GOAL: Can the data below be set down again exactly, line for line?

*** RECORDS FOR PROCESSING ***

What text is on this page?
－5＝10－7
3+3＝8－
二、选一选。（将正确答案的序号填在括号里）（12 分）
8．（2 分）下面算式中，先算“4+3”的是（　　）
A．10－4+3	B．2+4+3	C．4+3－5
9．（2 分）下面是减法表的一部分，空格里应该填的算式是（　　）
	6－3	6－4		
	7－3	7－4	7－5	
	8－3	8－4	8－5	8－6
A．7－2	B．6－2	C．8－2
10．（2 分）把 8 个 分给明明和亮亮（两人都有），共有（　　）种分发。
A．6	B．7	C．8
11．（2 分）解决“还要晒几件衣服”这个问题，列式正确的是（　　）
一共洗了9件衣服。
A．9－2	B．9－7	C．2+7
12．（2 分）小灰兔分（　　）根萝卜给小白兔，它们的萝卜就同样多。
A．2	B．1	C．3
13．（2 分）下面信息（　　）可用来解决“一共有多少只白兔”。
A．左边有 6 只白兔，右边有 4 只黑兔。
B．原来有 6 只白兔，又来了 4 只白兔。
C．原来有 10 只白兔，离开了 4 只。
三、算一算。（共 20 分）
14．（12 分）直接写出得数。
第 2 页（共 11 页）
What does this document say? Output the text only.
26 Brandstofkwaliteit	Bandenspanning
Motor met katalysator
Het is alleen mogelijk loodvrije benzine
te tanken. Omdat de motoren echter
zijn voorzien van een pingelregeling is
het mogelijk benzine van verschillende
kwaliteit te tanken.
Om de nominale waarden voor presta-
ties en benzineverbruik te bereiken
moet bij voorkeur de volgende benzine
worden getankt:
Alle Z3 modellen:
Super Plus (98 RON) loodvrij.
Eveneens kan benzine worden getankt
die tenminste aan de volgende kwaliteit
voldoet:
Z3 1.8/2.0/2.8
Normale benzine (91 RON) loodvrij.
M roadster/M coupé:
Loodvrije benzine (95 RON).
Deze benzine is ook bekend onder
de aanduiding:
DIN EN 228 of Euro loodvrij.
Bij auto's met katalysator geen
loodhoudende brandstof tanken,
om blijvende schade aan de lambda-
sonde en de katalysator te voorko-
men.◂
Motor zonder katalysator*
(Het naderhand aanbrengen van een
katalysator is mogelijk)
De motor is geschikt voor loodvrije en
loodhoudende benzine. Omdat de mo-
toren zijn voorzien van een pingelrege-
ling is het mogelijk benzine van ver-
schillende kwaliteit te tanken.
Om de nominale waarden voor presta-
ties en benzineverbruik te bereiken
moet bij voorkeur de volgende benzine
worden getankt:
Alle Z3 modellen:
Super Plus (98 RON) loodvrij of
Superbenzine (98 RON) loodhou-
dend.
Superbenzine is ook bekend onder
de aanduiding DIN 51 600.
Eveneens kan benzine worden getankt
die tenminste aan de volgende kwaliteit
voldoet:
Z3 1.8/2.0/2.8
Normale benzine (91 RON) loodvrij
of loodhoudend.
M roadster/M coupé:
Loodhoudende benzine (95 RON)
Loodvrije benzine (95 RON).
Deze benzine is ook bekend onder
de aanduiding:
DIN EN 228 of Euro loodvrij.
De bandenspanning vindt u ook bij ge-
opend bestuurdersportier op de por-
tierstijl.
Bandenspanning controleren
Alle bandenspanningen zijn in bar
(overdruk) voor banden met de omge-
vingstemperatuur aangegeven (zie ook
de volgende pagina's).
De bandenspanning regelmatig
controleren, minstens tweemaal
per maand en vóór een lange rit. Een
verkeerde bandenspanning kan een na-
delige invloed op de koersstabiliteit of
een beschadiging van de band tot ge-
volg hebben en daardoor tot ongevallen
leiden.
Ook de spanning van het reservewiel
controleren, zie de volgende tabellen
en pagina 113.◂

***

ANSWER TO THE PROBLEM:
What text is on this page?
－5＝10－7
3+3＝8－
二、选一选。（将正确答案的序号填在括号里）（12 分）
8．（2 分）下面算式中，先算“4+3”的是（　　）
A．10－4+3	B．2+4+3	C．4+3－5
9．（2 分）下面是减法表的一部分，空格里应该填的算式是（　　）
	6－3	6－4		
	7－3	7－4	7－5	
	8－3	8－4	8－5	8－6
A．7－2	B．6－2	C．8－2
10．（2 分）把 8 个 分给明明和亮亮（两人都有），共有（　　）种分发。
A．6	B．7	C．8
11．（2 分）解决“还要晒几件衣服”这个问题，列式正确的是（　　）
一共洗了9件衣服。
A．9－2	B．9－7	C．2+7
12．（2 分）小灰兔分（　　）根萝卜给小白兔，它们的萝卜就同样多。
A．2	B．1	C．3
13．（2 分）下面信息（　　）可用来解决“一共有多少只白兔”。
A．左边有 6 只白兔，右边有 4 只黑兔。
B．原来有 6 只白兔，又来了 4 只白兔。
C．原来有 10 只白兔，离开了 4 只。
三、算一算。（共 20 分）
14．（12 分）直接写出得数。
第 2 页（共 11 页）
What does this document say? Output the text only.
26 Brandstofkwaliteit	Bandenspanning
Motor met katalysator
Het is alleen mogelijk loodvrije benzine
te tanken. Omdat de motoren echter
zijn voorzien van een pingelregeling is
het mogelijk benzine van verschillende
kwaliteit te tanken.
Om de nominale waarden voor presta-
ties en benzineverbruik te bereiken
moet bij voorkeur de volgende benzine
worden getankt:
Alle Z3 modellen:
Super Plus (98 RON) loodvrij.
Eveneens kan benzine worden getankt
die tenminste aan de volgende kwaliteit
voldoet:
Z3 1.8/2.0/2.8
Normale benzine (91 RON) loodvrij.
M roadster/M coupé:
Loodvrije benzine (95 RON).
Deze benzine is ook bekend onder
de aanduiding:
DIN EN 228 of Euro loodvrij.
Bij auto's met katalysator geen
loodhoudende brandstof tanken,
om blijvende schade aan de lambda-
sonde en de katalysator te voorko-
men.◂
Motor zonder katalysator*
(Het naderhand aanbrengen van een
katalysator is mogelijk)
De motor is geschikt voor loodvrije en
loodhoudende benzine. Omdat de mo-
toren zijn voorzien van een pingelrege-
ling is het mogelijk benzine van ver-
schillende kwaliteit te tanken.
Om de nominale waarden voor presta-
ties en benzineverbruik te bereiken
moet bij voorkeur de volgende benzine
worden getankt:
Alle Z3 modellen:
Super Plus (98 RON) loodvrij of
Superbenzine (98 RON) loodhou-
dend.
Superbenzine is ook bekend onder
de aanduiding DIN 51 600.
Eveneens kan benzine worden getankt
die tenminste aan de volgende kwaliteit
voldoet:
Z3 1.8/2.0/2.8
Normale benzine (91 RON) loodvrij
of loodhoudend.
M roadster/M coupé:
Loodhoudende benzine (95 RON)
Loodvrije benzine (95 RON).
Deze benzine is ook bekend onder
de aanduiding:
DIN EN 228 of Euro loodvrij.
De bandenspanning vindt u ook bij ge-
opend bestuurdersportier op de por-
tierstijl.
Bandenspanning controleren
Alle bandenspanningen zijn in bar
(overdruk) voor banden met de omge-
vingstemperatuur aangegeven (zie ook
de volgende pagina's).
De bandenspanning regelmatig
controleren, minstens tweemaal
per maand en vóór een lange rit. Een
verkeerde bandenspanning kan een na-
delige invloed op de koersstabiliteit of
een beschadiging van de band tot ge-
volg hebben en daardoor tot ongevallen
leiden.
Ook de spanning van het reservewiel
controleren, zie de volgende tabellen
en pagina 113.◂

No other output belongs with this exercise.